### [Your goal]
Make an exact copy of every entry, from the first line to the last.

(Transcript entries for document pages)
--- START ---

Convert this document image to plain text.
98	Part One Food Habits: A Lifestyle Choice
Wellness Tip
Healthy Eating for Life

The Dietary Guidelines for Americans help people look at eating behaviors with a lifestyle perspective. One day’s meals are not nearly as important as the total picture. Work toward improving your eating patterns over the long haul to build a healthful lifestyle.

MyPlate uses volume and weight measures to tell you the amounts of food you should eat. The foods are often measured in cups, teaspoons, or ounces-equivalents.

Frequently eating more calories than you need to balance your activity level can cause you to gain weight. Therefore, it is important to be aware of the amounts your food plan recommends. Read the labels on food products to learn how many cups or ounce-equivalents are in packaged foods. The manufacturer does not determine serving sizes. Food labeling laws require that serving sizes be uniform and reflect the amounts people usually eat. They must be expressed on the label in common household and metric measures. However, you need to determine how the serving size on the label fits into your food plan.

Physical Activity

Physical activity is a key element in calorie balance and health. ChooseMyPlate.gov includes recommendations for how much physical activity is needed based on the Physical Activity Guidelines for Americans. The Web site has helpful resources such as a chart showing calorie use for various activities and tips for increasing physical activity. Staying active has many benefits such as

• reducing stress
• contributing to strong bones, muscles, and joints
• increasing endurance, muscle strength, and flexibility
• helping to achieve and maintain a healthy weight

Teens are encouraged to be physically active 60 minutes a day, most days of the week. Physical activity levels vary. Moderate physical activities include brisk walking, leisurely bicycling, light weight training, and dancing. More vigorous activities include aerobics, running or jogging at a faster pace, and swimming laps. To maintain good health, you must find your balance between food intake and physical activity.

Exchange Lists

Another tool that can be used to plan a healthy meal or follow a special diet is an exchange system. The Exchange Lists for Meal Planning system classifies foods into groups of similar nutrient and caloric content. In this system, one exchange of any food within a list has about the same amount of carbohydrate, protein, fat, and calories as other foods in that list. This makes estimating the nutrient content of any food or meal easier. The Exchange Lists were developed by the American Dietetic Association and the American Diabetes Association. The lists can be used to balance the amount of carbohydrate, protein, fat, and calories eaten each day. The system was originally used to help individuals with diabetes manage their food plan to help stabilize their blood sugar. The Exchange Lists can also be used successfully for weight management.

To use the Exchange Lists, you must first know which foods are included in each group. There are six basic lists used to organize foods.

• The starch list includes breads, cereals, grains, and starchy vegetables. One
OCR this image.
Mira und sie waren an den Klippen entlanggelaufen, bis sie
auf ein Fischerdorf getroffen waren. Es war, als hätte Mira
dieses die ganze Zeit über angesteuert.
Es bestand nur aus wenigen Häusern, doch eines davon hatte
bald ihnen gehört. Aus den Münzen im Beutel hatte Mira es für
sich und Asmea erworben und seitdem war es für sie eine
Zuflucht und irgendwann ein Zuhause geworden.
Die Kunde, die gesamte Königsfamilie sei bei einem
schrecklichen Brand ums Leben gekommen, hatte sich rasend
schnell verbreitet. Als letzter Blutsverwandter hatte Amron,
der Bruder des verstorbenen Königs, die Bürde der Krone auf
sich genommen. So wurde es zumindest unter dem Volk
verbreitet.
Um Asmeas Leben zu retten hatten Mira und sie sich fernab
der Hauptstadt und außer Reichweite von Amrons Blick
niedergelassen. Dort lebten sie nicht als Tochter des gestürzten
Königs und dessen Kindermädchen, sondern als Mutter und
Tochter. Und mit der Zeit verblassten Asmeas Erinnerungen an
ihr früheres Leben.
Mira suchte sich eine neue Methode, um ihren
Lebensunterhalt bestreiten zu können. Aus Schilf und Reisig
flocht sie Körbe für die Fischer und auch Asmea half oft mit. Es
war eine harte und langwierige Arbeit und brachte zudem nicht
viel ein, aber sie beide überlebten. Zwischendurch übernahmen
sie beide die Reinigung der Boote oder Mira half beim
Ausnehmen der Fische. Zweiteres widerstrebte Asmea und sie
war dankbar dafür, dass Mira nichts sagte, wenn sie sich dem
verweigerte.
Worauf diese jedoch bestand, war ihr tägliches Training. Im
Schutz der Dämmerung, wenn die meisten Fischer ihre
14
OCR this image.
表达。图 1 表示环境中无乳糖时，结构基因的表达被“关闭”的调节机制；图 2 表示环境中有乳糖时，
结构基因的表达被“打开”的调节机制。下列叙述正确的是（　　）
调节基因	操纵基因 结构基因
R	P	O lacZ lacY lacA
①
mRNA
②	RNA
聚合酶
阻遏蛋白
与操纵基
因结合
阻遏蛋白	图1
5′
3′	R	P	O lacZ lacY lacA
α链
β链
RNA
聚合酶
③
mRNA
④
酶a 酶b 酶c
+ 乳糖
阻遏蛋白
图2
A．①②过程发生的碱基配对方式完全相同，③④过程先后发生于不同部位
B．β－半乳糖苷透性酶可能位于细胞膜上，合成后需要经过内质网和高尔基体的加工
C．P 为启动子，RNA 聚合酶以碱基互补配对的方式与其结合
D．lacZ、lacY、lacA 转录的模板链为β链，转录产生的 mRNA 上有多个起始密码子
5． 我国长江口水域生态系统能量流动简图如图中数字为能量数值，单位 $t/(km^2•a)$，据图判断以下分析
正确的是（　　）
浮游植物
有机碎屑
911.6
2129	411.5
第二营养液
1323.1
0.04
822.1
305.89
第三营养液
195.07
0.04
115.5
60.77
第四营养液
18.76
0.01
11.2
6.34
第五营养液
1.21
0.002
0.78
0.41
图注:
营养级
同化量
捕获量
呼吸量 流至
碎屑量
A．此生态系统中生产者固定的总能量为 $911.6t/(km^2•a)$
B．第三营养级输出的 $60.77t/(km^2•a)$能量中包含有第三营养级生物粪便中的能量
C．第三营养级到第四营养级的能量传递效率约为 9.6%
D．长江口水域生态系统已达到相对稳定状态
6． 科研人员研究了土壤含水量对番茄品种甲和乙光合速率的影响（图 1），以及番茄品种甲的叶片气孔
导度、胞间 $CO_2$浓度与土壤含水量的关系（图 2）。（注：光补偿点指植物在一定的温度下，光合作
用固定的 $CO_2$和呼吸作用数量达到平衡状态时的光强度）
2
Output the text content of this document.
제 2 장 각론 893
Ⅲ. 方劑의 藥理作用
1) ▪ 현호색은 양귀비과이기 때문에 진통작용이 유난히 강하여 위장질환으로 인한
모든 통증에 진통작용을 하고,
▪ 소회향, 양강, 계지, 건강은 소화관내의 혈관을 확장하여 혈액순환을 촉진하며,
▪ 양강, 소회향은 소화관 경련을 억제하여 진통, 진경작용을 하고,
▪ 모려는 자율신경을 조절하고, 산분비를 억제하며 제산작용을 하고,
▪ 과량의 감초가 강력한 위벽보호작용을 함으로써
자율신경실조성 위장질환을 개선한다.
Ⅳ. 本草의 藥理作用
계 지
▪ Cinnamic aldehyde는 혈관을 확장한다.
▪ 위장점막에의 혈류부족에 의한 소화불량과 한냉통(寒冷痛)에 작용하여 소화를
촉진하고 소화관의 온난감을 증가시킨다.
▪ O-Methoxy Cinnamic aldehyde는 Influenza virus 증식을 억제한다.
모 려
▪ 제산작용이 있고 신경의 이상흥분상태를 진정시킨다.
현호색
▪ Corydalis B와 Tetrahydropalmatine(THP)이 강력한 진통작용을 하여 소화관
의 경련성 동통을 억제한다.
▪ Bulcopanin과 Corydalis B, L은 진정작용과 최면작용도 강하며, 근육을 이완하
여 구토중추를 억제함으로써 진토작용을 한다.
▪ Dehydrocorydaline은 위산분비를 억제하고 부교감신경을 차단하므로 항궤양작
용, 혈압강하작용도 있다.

--- END ---

### [Exercise result]
Convert this document image to plain text.
98	Part One Food Habits: A Lifestyle Choice
Wellness Tip
Healthy Eating for Life

The Dietary Guidelines for Americans help people look at eating behaviors with a lifestyle perspective. One day’s meals are not nearly as important as the total picture. Work toward improving your eating patterns over the long haul to build a healthful lifestyle.

MyPlate uses volume and weight measures to tell you the amounts of food you should eat. The foods are often measured in cups, teaspoons, or ounces-equivalents.

Frequently eating more calories than you need to balance your activity level can cause you to gain weight. Therefore, it is important to be aware of the amounts your food plan recommends. Read the labels on food products to learn how many cups or ounce-equivalents are in packaged foods. The manufacturer does not determine serving sizes. Food labeling laws require that serving sizes be uniform and reflect the amounts people usually eat. They must be expressed on the label in common household and metric measures. However, you need to determine how the serving size on the label fits into your food plan.

Physical Activity

Physical activity is a key element in calorie balance and health. ChooseMyPlate.gov includes recommendations for how much physical activity is needed based on the Physical Activity Guidelines for Americans. The Web site has helpful resources such as a chart showing calorie use for various activities and tips for increasing physical activity. Staying active has many benefits such as

• reducing stress
• contributing to strong bones, muscles, and joints
• increasing endurance, muscle strength, and flexibility
• helping to achieve and maintain a healthy weight

Teens are encouraged to be physically active 60 minutes a day, most days of the week. Physical activity levels vary. Moderate physical activities include brisk walking, leisurely bicycling, light weight training, and dancing. More vigorous activities include aerobics, running or jogging at a faster pace, and swimming laps. To maintain good health, you must find your balance between food intake and physical activity.

Exchange Lists

Another tool that can be used to plan a healthy meal or follow a special diet is an exchange system. The Exchange Lists for Meal Planning system classifies foods into groups of similar nutrient and caloric content. In this system, one exchange of any food within a list has about the same amount of carbohydrate, protein, fat, and calories as other foods in that list. This makes estimating the nutrient content of any food or meal easier. The Exchange Lists were developed by the American Dietetic Association and the American Diabetes Association. The lists can be used to balance the amount of carbohydrate, protein, fat, and calories eaten each day. The system was originally used to help individuals with diabetes manage their food plan to help stabilize their blood sugar. The Exchange Lists can also be used successfully for weight management.

To use the Exchange Lists, you must first know which foods are included in each group. There are six basic lists used to organize foods.

• The starch list includes breads, cereals, grains, and starchy vegetables. One
OCR this image.
Mira und sie waren an den Klippen entlanggelaufen, bis sie
auf ein Fischerdorf getroffen waren. Es war, als hätte Mira
dieses die ganze Zeit über angesteuert.
Es bestand nur aus wenigen Häusern, doch eines davon hatte
bald ihnen gehört. Aus den Münzen im Beutel hatte Mira es für
sich und Asmea erworben und seitdem war es für sie eine
Zuflucht und irgendwann ein Zuhause geworden.
Die Kunde, die gesamte Königsfamilie sei bei einem
schrecklichen Brand ums Leben gekommen, hatte sich rasend
schnell verbreitet. Als letzter Blutsverwandter hatte Amron,
der Bruder des verstorbenen Königs, die Bürde der Krone auf
sich genommen. So wurde es zumindest unter dem Volk
verbreitet.
Um Asmeas Leben zu retten hatten Mira und sie sich fernab
der Hauptstadt und außer Reichweite von Amrons Blick
niedergelassen. Dort lebten sie nicht als Tochter des gestürzten
Königs und dessen Kindermädchen, sondern als Mutter und
Tochter. Und mit der Zeit verblassten Asmeas Erinnerungen an
ihr früheres Leben.
Mira suchte sich eine neue Methode, um ihren
Lebensunterhalt bestreiten zu können. Aus Schilf und Reisig
flocht sie Körbe für die Fischer und auch Asmea half oft mit. Es
war eine harte und langwierige Arbeit und brachte zudem nicht
viel ein, aber sie beide überlebten. Zwischendurch übernahmen
sie beide die Reinigung der Boote oder Mira half beim
Ausnehmen der Fische. Zweiteres widerstrebte Asmea und sie
war dankbar dafür, dass Mira nichts sagte, wenn sie sich dem
verweigerte.
Worauf diese jedoch bestand, war ihr tägliches Training. Im
Schutz der Dämmerung, wenn die meisten Fischer ihre
14
OCR this image.
表达。图 1 表示环境中无乳糖时，结构基因的表达被“关闭”的调节机制；图 2 表示环境中有乳糖时，
结构基因的表达被“打开”的调节机制。下列叙述正确的是（　　）
调节基因	操纵基因 结构基因
R	P	O lacZ lacY lacA
①
mRNA
②	RNA
聚合酶
阻遏蛋白
与操纵基
因结合
阻遏蛋白	图1
5′
3′	R	P	O lacZ lacY lacA
α链
β链
RNA
聚合酶
③
mRNA
④
酶a 酶b 酶c
+ 乳糖
阻遏蛋白
图2
A．①②过程发生的碱基配对方式完全相同，③④过程先后发生于不同部位
B．β－半乳糖苷透性酶可能位于细胞膜上，合成后需要经过内质网和高尔基体的加工
C．P 为启动子，RNA 聚合酶以碱基互补配对的方式与其结合
D．lacZ、lacY、lacA 转录的模板链为β链，转录产生的 mRNA 上有多个起始密码子
5． 我国长江口水域生态系统能量流动简图如图中数字为能量数值，单位 $t/(km^2•a)$，据图判断以下分析
正确的是（　　）
浮游植物
有机碎屑
911.6
2129	411.5
第二营养液
1323.1
0.04
822.1
305.89
第三营养液
195.07
0.04
115.5
60.77
第四营养液
18.76
0.01
11.2
6.34
第五营养液
1.21
0.002
0.78
0.41
图注:
营养级
同化量
捕获量
呼吸量 流至
碎屑量
A．此生态系统中生产者固定的总能量为 $911.6t/(km^2•a)$
B．第三营养级输出的 $60.77t/(km^2•a)$能量中包含有第三营养级生物粪便中的能量
C．第三营养级到第四营养级的能量传递效率约为 9.6%
D．长江口水域生态系统已达到相对稳定状态
6． 科研人员研究了土壤含水量对番茄品种甲和乙光合速率的影响（图 1），以及番茄品种甲的叶片气孔
导度、胞间 $CO_2$浓度与土壤含水量的关系（图 2）。（注：光补偿点指植物在一定的温度下，光合作
用固定的 $CO_2$和呼吸作用数量达到平衡状态时的光强度）
2
Output the text content of this document.
제 2 장 각론 893
Ⅲ. 方劑의 藥理作用
1) ▪ 현호색은 양귀비과이기 때문에 진통작용이 유난히 강하여 위장질환으로 인한
모든 통증에 진통작용을 하고,
▪ 소회향, 양강, 계지, 건강은 소화관내의 혈관을 확장하여 혈액순환을 촉진하며,
▪ 양강, 소회향은 소화관 경련을 억제하여 진통, 진경작용을 하고,
▪ 모려는 자율신경을 조절하고, 산분비를 억제하며 제산작용을 하고,
▪ 과량의 감초가 강력한 위벽보호작용을 함으로써
자율신경실조성 위장질환을 개선한다.
Ⅳ. 本草의 藥理作用
계 지
▪ Cinnamic aldehyde는 혈관을 확장한다.
▪ 위장점막에의 혈류부족에 의한 소화불량과 한냉통(寒冷痛)에 작용하여 소화를
촉진하고 소화관의 온난감을 증가시킨다.
▪ O-Methoxy Cinnamic aldehyde는 Influenza virus 증식을 억제한다.
모 려
▪ 제산작용이 있고 신경의 이상흥분상태를 진정시킨다.
현호색
▪ Corydalis B와 Tetrahydropalmatine(THP)이 강력한 진통작용을 하여 소화관
의 경련성 동통을 억제한다.
▪ Bulcopanin과 Corydalis B, L은 진정작용과 최면작용도 강하며, 근육을 이완하
여 구토중추를 억제함으로써 진토작용을 한다.
▪ Dehydrocorydaline은 위산분비를 억제하고 부교감신경을 차단하므로 항궤양작
용, 혈압강하작용도 있다.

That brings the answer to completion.